## [EXERCISE OBJECTIVE]
Determine the number of lines where "Ross" occurs and reply with that number by itself.

## [DATA SHOWN]
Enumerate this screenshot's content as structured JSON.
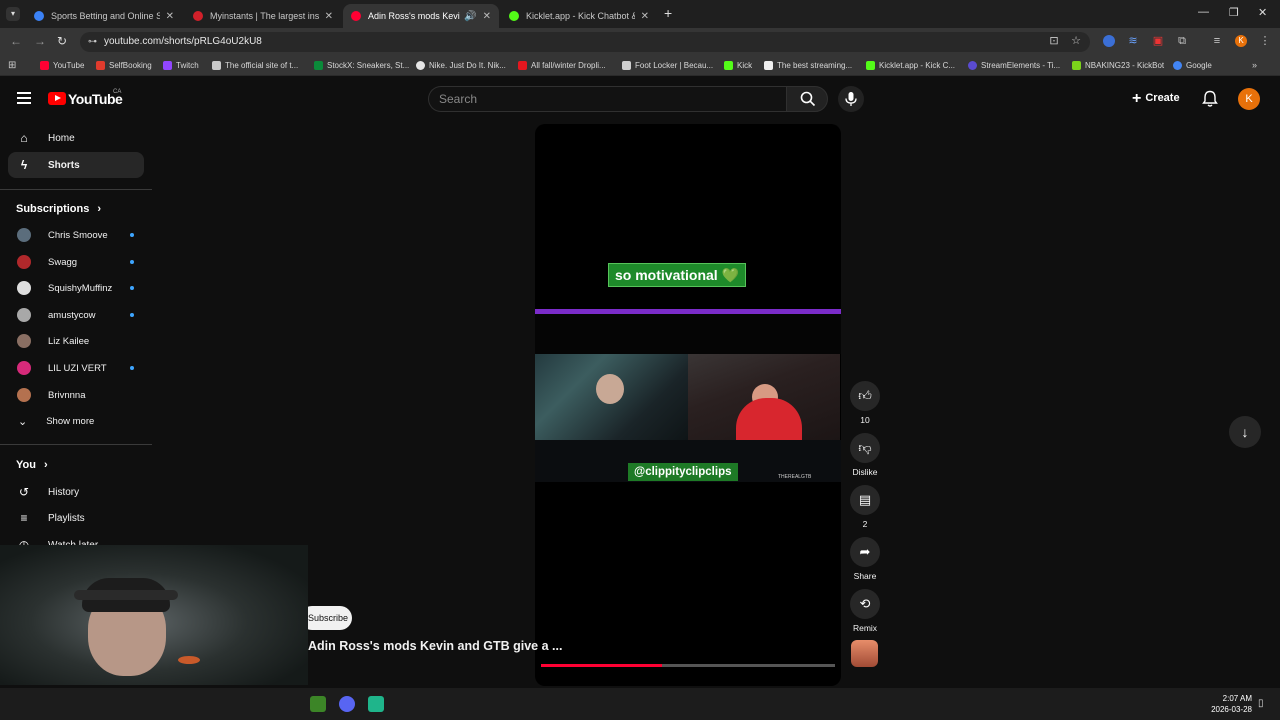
{
  "browser": {
    "tabs": [
      {
        "title": "Sports Betting and Online Spor",
        "color": "#3b82f6"
      },
      {
        "title": "Myinstants | The largest instant",
        "color": "#d1202a"
      },
      {
        "title": "Adin Ross's mods Kevin and",
        "color": "#ff0033"
      },
      {
        "title": "Kicklet.app - Kick Chatbot &",
        "color": "#53fc18"
      }
    ],
    "new_tab": "+",
    "url": "youtube.com/shorts/pRLG4oU2kU8",
    "bookmarks": [
      {
        "label": "YouTube",
        "color": "#ff0033"
      },
      {
        "label": "SelfBooking",
        "color": "#e03b2d"
      },
      {
        "label": "Twitch",
        "color": "#9146ff"
      },
      {
        "label": "The official site of t...",
        "color": "#c9c9c9"
      },
      {
        "label": "StockX: Sneakers, St...",
        "color": "#0b8a3a"
      },
      {
        "label": "Nike. Just Do It. Nik...",
        "color": "#e6e6e6"
      },
      {
        "label": "All fall/winter Dropli...",
        "color": "#e5171f"
      },
      {
        "label": "Foot Locker | Becau...",
        "color": "#cfcfcf"
      },
      {
        "label": "Kick",
        "color": "#53fc18"
      },
      {
        "label": "The best streaming...",
        "color": "#eeeeee"
      },
      {
        "label": "Kicklet.app - Kick C...",
        "color": "#53fc18"
      },
      {
        "label": "StreamElements - Ti...",
        "color": "#5a4bd1"
      },
      {
        "label": "NBAKING23 - KickBot",
        "color": "#7cd31b"
      },
      {
        "label": "Google",
        "color": "#4285f4"
      }
    ]
  },
  "header": {
    "logo": "YouTube",
    "region": "CA",
    "search_placeholder": "Search",
    "create_label": "Create",
    "avatar_letter": "K"
  },
  "sidebar": {
    "items": [
      {
        "label": "Home",
        "icon": "home-icon"
      },
      {
        "label": "Shorts",
        "icon": "shorts-icon"
      }
    ],
    "subscriptions_label": "Subscriptions",
    "subscriptions": [
      {
        "name": "Chris Smoove",
        "color": "#5b6d7c",
        "new": true
      },
      {
        "name": "Swagg",
        "color": "#b0282b",
        "new": true
      },
      {
        "name": "SquishyMuffinz",
        "color": "#dedede",
        "new": true
      },
      {
        "name": "amustycow",
        "color": "#a8a8a8",
        "new": true
      },
      {
        "name": "Liz Kailee",
        "color": "#8a6f63",
        "new": false
      },
      {
        "name": "LIL UZI VERT",
        "color": "#d62a7a",
        "new": true
      },
      {
        "name": "Brivnnna",
        "color": "#b4714f",
        "new": false
      }
    ],
    "show_more": "Show more",
    "you_label": "You",
    "you_items": [
      {
        "label": "History",
        "icon": "history-icon"
      },
      {
        "label": "Playlists",
        "icon": "playlists-icon"
      },
      {
        "label": "Watch later",
        "icon": "clock-icon"
      }
    ]
  },
  "short": {
    "caption_top": "so motivational 💚",
    "caption_bottom": "@clippityclipclips",
    "overlay_tag": "THEREALGTB",
    "progress": 0.41,
    "subscribe_label": "Subscribe",
    "title": "Adin Ross's mods Kevin and GTB give a ..."
  },
  "actions": {
    "like_count": "10",
    "dislike_label": "Dislike",
    "comment_count": "2",
    "share_label": "Share",
    "remix_label": "Remix"
  },
  "taskbar": {
    "time": "2:07 AM",
    "date": "2026-03-28"
  }
}
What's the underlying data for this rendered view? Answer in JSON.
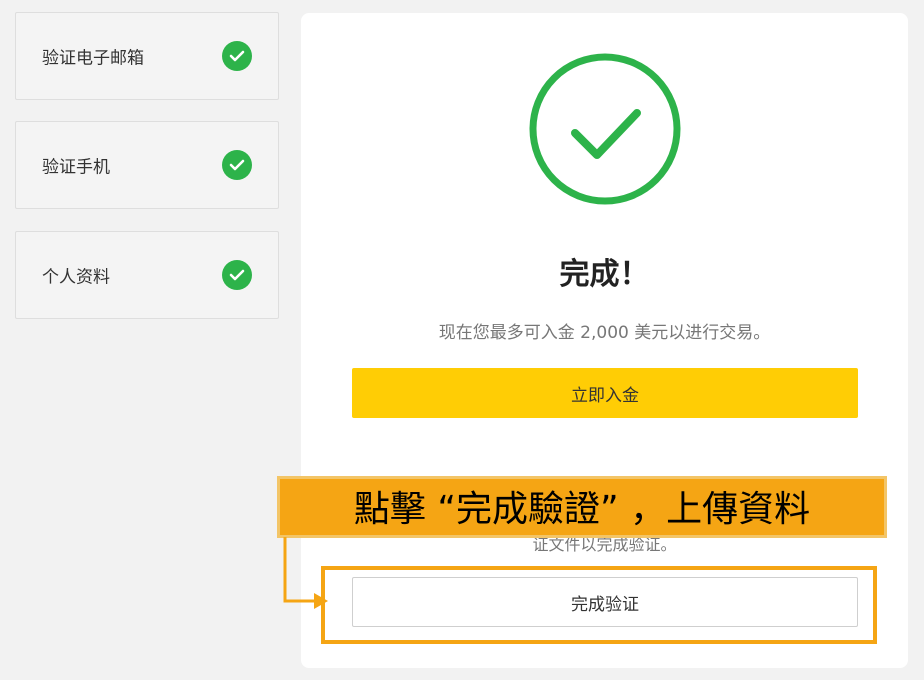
{
  "sidebar": {
    "steps": [
      {
        "label": "验证电子邮箱",
        "status_icon": "check-circle-icon"
      },
      {
        "label": "验证手机",
        "status_icon": "check-circle-icon"
      },
      {
        "label": "个人资料",
        "status_icon": "check-circle-icon"
      }
    ]
  },
  "main": {
    "success_icon": "big-check-circle-icon",
    "title": "完成！",
    "subtitle": "现在您最多可入金 2,000 美元以进行交易。",
    "deposit_button_label": "立即入金",
    "note_text": "证文件以完成验证。",
    "verify_button_label": "完成验证"
  },
  "annotation": {
    "callout_text": "點擊 “完成驗證” ，上傳資料"
  },
  "colors": {
    "success_green": "#2db34a",
    "deposit_yellow": "#ffcd05",
    "annotation_orange": "#f5a514"
  }
}
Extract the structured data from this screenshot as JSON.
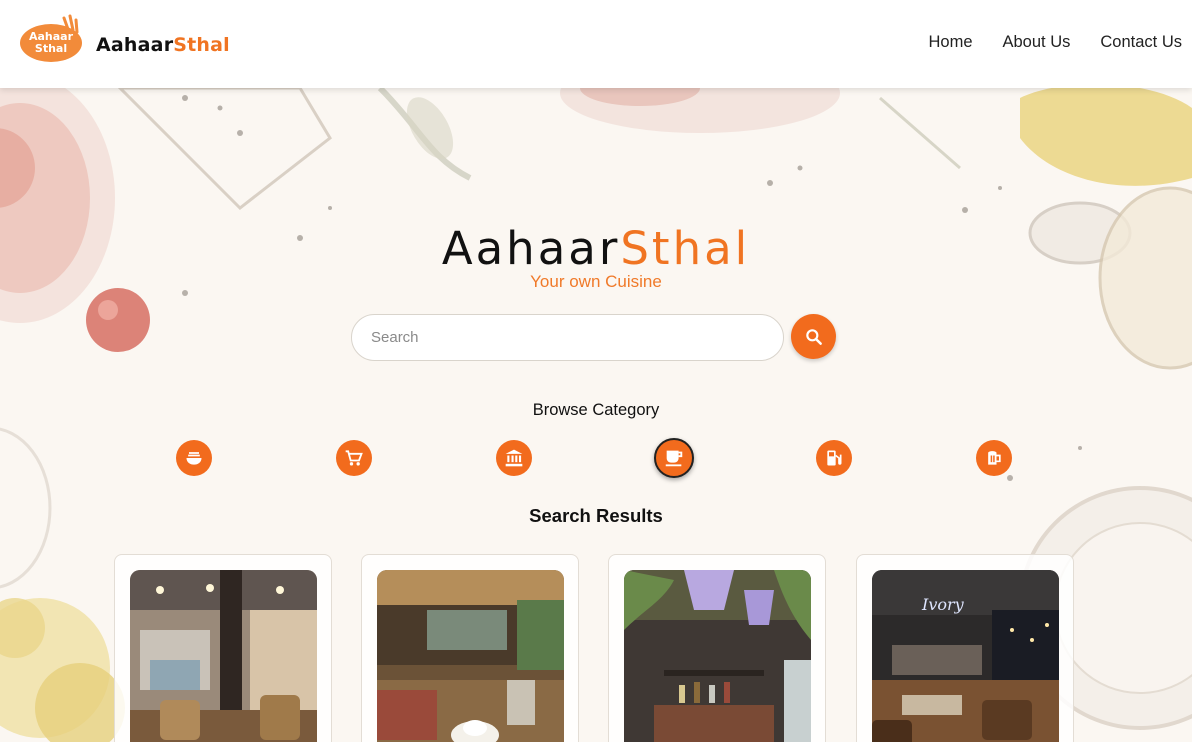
{
  "header": {
    "logo_text_line1": "Aahaar",
    "logo_text_line2": "Sthal",
    "brand_part1": "Aahaar",
    "brand_part2": "Sthal",
    "nav": [
      {
        "label": "Home"
      },
      {
        "label": "About Us"
      },
      {
        "label": "Contact Us"
      }
    ]
  },
  "hero": {
    "title_part1": "Aahaar",
    "title_part2": "Sthal",
    "tagline": "Your own Cuisine"
  },
  "search": {
    "placeholder": "Search",
    "value": "",
    "button_icon": "search-icon"
  },
  "browse": {
    "title": "Browse Category",
    "categories": [
      {
        "icon": "noodle-bowl-icon"
      },
      {
        "icon": "shopping-cart-icon"
      },
      {
        "icon": "bank-icon"
      },
      {
        "icon": "cafe-cup-icon",
        "selected": true
      },
      {
        "icon": "fuel-station-icon"
      },
      {
        "icon": "beer-mug-icon"
      }
    ]
  },
  "results": {
    "title": "Search Results",
    "items": [
      {
        "image": "restaurant-interior-photo"
      },
      {
        "image": "cafe-coffee-table-photo"
      },
      {
        "image": "bar-counter-photo"
      },
      {
        "image": "neon-sign-dining-photo"
      }
    ]
  },
  "colors": {
    "accent": "#f26b1d",
    "brand_orange": "#f07422",
    "background": "#fbf7f2"
  }
}
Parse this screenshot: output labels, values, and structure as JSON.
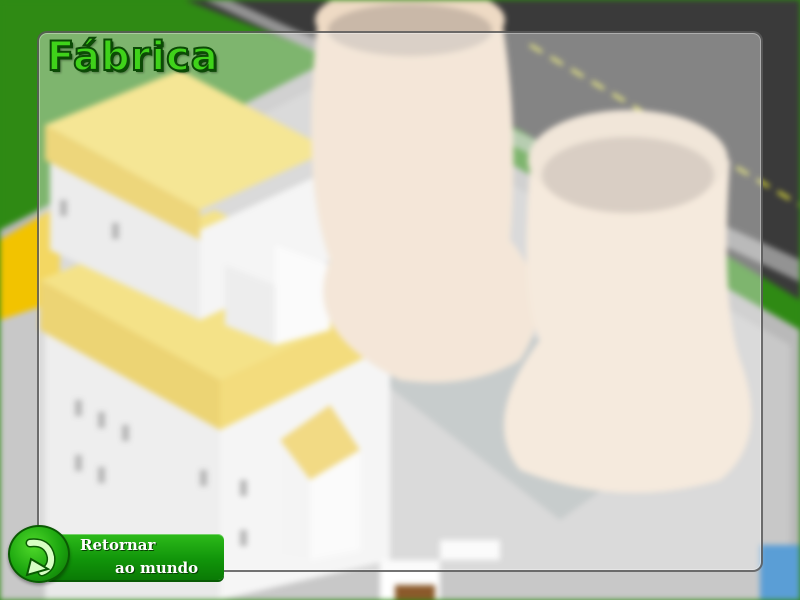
{
  "screen": {
    "title": "Fábrica",
    "back_button": {
      "line1": "Retornar",
      "line2": "ao mundo",
      "icon": "return-arrow-icon"
    }
  },
  "colors": {
    "grass": "#2f8a14",
    "road": "#3a3a3a",
    "title_fill": "#3fd21a",
    "title_outline": "#0c4a06",
    "button_green": "#11950a"
  }
}
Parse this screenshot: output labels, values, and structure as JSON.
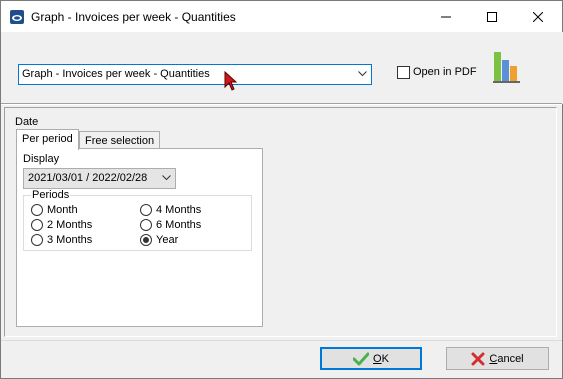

## [THE RESULT]
2